> _Exercise brief_: Print the full listing exactly.

Extracts from a graphics dataset
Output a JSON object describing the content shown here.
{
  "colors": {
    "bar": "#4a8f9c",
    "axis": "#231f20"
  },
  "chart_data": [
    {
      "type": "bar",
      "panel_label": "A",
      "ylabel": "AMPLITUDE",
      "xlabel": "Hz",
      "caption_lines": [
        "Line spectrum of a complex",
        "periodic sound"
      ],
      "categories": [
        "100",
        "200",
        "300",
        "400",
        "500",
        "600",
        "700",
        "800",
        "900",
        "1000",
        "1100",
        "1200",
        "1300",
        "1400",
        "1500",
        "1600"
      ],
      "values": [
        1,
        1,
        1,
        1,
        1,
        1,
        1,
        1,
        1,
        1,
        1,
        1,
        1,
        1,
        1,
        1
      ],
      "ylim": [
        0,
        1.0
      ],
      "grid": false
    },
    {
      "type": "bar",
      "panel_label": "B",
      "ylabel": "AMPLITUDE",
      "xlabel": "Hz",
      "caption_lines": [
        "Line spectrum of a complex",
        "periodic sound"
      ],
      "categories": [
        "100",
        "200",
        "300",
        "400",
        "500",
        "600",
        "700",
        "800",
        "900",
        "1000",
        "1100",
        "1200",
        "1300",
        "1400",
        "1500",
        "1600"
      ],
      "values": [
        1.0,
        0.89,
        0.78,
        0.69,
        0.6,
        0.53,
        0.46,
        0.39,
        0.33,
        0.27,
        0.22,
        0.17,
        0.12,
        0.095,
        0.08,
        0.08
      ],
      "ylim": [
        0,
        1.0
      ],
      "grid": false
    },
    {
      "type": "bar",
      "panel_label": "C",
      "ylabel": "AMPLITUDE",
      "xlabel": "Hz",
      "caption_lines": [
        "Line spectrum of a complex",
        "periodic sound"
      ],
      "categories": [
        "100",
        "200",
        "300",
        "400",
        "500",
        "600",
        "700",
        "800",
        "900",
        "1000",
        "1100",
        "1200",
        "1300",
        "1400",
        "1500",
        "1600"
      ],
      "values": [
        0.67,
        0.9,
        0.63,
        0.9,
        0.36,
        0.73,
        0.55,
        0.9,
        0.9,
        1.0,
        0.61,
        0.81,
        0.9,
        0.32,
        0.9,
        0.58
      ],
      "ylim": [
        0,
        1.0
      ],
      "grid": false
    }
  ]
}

> _Result of the exercise_:
Output a JSON object describing the content shown here.
{
  "colors": {
    "bar": "#4a8f9c",
    "axis": "#231f20"
  },
  "chart_data": [
    {
      "type": "bar",
      "panel_label": "A",
      "ylabel": "AMPLITUDE",
      "xlabel": "Hz",
      "caption_lines": [
        "Line spectrum of a complex",
        "periodic sound"
      ],
      "categories": [
        "100",
        "200",
        "300",
        "400",
        "500",
        "600",
        "700",
        "800",
        "900",
        "1000",
        "1100",
        "1200",
        "1300",
        "1400",
        "1500",
        "1600"
      ],
      "values": [
        1,
        1,
        1,
        1,
        1,
        1,
        1,
        1,
        1,
        1,
        1,
        1,
        1,
        1,
        1,
        1
      ],
      "ylim": [
        0,
        1.0
      ],
      "grid": false
    },
    {
      "type": "bar",
      "panel_label": "B",
      "ylabel": "AMPLITUDE",
      "xlabel": "Hz",
      "caption_lines": [
        "Line spectrum of a complex",
        "periodic sound"
      ],
      "categories": [
        "100",
        "200",
        "300",
        "400",
        "500",
        "600",
        "700",
        "800",
        "900",
        "1000",
        "1100",
        "1200",
        "1300",
        "1400",
        "1500",
        "1600"
      ],
      "values": [
        1.0,
        0.89,
        0.78,
        0.69,
        0.6,
        0.53,
        0.46,
        0.39,
        0.33,
        0.27,
        0.22,
        0.17,
        0.12,
        0.095,
        0.08,
        0.08
      ],
      "ylim": [
        0,
        1.0
      ],
      "grid": false
    },
    {
      "type": "bar",
      "panel_label": "C",
      "ylabel": "AMPLITUDE",
      "xlabel": "Hz",
      "caption_lines": [
        "Line spectrum of a complex",
        "periodic sound"
      ],
      "categories": [
        "100",
        "200",
        "300",
        "400",
        "500",
        "600",
        "700",
        "800",
        "900",
        "1000",
        "1100",
        "1200",
        "1300",
        "1400",
        "1500",
        "1600"
      ],
      "values": [
        0.67,
        0.9,
        0.63,
        0.9,
        0.36,
        0.73,
        0.55,
        0.9,
        0.9,
        1.0,
        0.61,
        0.81,
        0.9,
        0.32,
        0.9,
        0.58
      ],
      "ylim": [
        0,
        1.0
      ],
      "grid": false
    }
  ]
}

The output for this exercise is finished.